REQUIRED TASK: Retype every line of the items below precisely as it appears, changing nothing.

TASK DATA:
>> Begin
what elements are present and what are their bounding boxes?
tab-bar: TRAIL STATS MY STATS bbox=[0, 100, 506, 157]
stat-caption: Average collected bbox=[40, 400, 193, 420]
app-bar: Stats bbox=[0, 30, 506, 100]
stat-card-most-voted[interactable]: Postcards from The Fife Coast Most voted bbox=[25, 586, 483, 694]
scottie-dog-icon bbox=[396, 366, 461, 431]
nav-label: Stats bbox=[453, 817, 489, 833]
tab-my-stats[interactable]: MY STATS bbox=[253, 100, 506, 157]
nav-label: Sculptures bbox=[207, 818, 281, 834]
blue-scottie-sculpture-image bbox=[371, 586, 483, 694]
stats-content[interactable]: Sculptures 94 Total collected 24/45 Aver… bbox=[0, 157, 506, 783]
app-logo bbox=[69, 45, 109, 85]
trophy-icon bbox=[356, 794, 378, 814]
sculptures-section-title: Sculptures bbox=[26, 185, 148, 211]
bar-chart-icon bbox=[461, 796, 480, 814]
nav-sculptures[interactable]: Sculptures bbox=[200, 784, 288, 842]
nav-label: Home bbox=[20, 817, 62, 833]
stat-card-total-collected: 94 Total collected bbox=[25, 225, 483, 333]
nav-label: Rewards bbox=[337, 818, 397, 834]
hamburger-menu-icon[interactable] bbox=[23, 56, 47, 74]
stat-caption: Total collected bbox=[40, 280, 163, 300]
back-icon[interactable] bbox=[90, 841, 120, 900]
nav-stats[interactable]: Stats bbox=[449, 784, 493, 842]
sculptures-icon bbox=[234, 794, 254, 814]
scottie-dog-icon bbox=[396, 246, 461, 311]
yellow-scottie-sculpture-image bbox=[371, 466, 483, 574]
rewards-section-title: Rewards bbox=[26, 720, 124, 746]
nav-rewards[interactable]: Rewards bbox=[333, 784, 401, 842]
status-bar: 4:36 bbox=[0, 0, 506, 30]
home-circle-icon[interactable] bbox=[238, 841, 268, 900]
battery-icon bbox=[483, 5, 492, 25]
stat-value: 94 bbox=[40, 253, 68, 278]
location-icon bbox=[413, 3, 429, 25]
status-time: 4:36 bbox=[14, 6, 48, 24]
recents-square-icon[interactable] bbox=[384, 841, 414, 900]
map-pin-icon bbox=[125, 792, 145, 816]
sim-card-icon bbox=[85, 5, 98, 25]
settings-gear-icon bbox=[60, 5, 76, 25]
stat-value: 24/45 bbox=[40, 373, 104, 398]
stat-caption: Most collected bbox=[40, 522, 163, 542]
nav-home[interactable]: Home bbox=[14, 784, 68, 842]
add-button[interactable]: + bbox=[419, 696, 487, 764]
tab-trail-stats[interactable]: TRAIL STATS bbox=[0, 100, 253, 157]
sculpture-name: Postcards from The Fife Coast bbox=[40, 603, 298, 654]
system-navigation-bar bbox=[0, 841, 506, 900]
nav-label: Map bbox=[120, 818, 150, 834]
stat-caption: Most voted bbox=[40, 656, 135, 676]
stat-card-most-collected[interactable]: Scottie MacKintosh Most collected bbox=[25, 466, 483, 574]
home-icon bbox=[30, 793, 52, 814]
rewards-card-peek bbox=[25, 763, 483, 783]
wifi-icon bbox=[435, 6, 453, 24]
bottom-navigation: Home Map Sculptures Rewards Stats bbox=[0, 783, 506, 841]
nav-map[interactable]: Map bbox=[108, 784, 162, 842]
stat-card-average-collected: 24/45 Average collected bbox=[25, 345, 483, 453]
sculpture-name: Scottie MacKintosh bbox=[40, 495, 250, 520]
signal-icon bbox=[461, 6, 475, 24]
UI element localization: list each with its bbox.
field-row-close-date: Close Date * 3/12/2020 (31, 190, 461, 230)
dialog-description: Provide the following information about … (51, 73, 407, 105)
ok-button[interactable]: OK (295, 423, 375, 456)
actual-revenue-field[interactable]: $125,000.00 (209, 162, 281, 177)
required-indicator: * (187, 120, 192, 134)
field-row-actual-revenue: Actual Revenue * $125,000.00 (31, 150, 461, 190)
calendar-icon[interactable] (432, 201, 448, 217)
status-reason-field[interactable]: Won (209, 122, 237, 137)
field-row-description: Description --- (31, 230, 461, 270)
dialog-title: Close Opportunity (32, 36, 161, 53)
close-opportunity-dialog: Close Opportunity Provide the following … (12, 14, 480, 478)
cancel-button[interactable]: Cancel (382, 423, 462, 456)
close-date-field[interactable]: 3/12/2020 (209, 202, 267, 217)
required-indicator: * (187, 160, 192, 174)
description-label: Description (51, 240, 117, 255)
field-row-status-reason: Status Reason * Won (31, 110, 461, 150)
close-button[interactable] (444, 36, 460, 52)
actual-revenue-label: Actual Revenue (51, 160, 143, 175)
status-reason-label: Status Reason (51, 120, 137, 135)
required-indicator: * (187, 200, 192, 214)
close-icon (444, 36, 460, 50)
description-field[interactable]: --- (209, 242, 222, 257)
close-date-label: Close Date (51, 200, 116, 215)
>> End
ANSWER:
what elements are present and what are their bounding boxes?
tab-bar: TRAIL STATS MY STATS bbox=[0, 100, 506, 157]
stat-caption: Average collected bbox=[40, 400, 193, 420]
app-bar: Stats bbox=[0, 30, 506, 100]
stat-card-most-voted[interactable]: Postcards from The Fife Coast Most voted bbox=[25, 586, 483, 694]
scottie-dog-icon bbox=[396, 366, 461, 431]
nav-label: Stats bbox=[453, 817, 489, 833]
tab-my-stats[interactable]: MY STATS bbox=[253, 100, 506, 157]
nav-label: Sculptures bbox=[207, 818, 281, 834]
blue-scottie-sculpture-image bbox=[371, 586, 483, 694]
stats-content[interactable]: Sculptures 94 Total collected 24/45 Aver… bbox=[0, 157, 506, 783]
app-logo bbox=[69, 45, 109, 85]
trophy-icon bbox=[356, 794, 378, 814]
sculptures-section-title: Sculptures bbox=[26, 185, 148, 211]
bar-chart-icon bbox=[461, 796, 480, 814]
nav-sculptures[interactable]: Sculptures bbox=[200, 784, 288, 842]
nav-label: Home bbox=[20, 817, 62, 833]
stat-card-total-collected: 94 Total collected bbox=[25, 225, 483, 333]
nav-label: Rewards bbox=[337, 818, 397, 834]
hamburger-menu-icon[interactable] bbox=[23, 56, 47, 74]
stat-caption: Total collected bbox=[40, 280, 163, 300]
back-icon[interactable] bbox=[90, 841, 120, 900]
nav-stats[interactable]: Stats bbox=[449, 784, 493, 842]
sculptures-icon bbox=[234, 794, 254, 814]
scottie-dog-icon bbox=[396, 246, 461, 311]
yellow-scottie-sculpture-image bbox=[371, 466, 483, 574]
rewards-section-title: Rewards bbox=[26, 720, 124, 746]
nav-rewards[interactable]: Rewards bbox=[333, 784, 401, 842]
status-bar: 4:36 bbox=[0, 0, 506, 30]
home-circle-icon[interactable] bbox=[238, 841, 268, 900]
battery-icon bbox=[483, 5, 492, 25]
stat-value: 94 bbox=[40, 253, 68, 278]
location-icon bbox=[413, 3, 429, 25]
status-time: 4:36 bbox=[14, 6, 48, 24]
recents-square-icon[interactable] bbox=[384, 841, 414, 900]
map-pin-icon bbox=[125, 792, 145, 816]
sim-card-icon bbox=[85, 5, 98, 25]
settings-gear-icon bbox=[60, 5, 76, 25]
stat-value: 24/45 bbox=[40, 373, 104, 398]
stat-caption: Most collected bbox=[40, 522, 163, 542]
nav-home[interactable]: Home bbox=[14, 784, 68, 842]
add-button[interactable]: + bbox=[419, 696, 487, 764]
tab-trail-stats[interactable]: TRAIL STATS bbox=[0, 100, 253, 157]
sculpture-name: Postcards from The Fife Coast bbox=[40, 603, 298, 654]
system-navigation-bar bbox=[0, 841, 506, 900]
nav-label: Map bbox=[120, 818, 150, 834]
stat-caption: Most voted bbox=[40, 656, 135, 676]
stat-card-most-collected[interactable]: Scottie MacKintosh Most collected bbox=[25, 466, 483, 574]
home-icon bbox=[30, 793, 52, 814]
rewards-card-peek bbox=[25, 763, 483, 783]
wifi-icon bbox=[435, 6, 453, 24]
bottom-navigation: Home Map Sculptures Rewards Stats bbox=[0, 783, 506, 841]
nav-map[interactable]: Map bbox=[108, 784, 162, 842]
stat-card-average-collected: 24/45 Average collected bbox=[25, 345, 483, 453]
sculpture-name: Scottie MacKintosh bbox=[40, 495, 250, 520]
signal-icon bbox=[461, 6, 475, 24]
UI element localization: list each with its bbox.
field-row-close-date: Close Date * 3/12/2020 (31, 190, 461, 230)
dialog-description: Provide the following information about … (51, 73, 407, 105)
ok-button[interactable]: OK (295, 423, 375, 456)
actual-revenue-field[interactable]: $125,000.00 (209, 162, 281, 177)
required-indicator: * (187, 120, 192, 134)
field-row-actual-revenue: Actual Revenue * $125,000.00 (31, 150, 461, 190)
calendar-icon[interactable] (432, 201, 448, 217)
status-reason-field[interactable]: Won (209, 122, 237, 137)
field-row-description: Description --- (31, 230, 461, 270)
dialog-title: Close Opportunity (32, 36, 161, 53)
close-opportunity-dialog: Close Opportunity Provide the following … (12, 14, 480, 478)
cancel-button[interactable]: Cancel (382, 423, 462, 456)
close-date-field[interactable]: 3/12/2020 (209, 202, 267, 217)
required-indicator: * (187, 160, 192, 174)
description-label: Description (51, 240, 117, 255)
field-row-status-reason: Status Reason * Won (31, 110, 461, 150)
close-button[interactable] (444, 36, 460, 52)
actual-revenue-label: Actual Revenue (51, 160, 143, 175)
status-reason-label: Status Reason (51, 120, 137, 135)
required-indicator: * (187, 200, 192, 214)
close-icon (444, 36, 460, 50)
description-field[interactable]: --- (209, 242, 222, 257)
close-date-label: Close Date (51, 200, 116, 215)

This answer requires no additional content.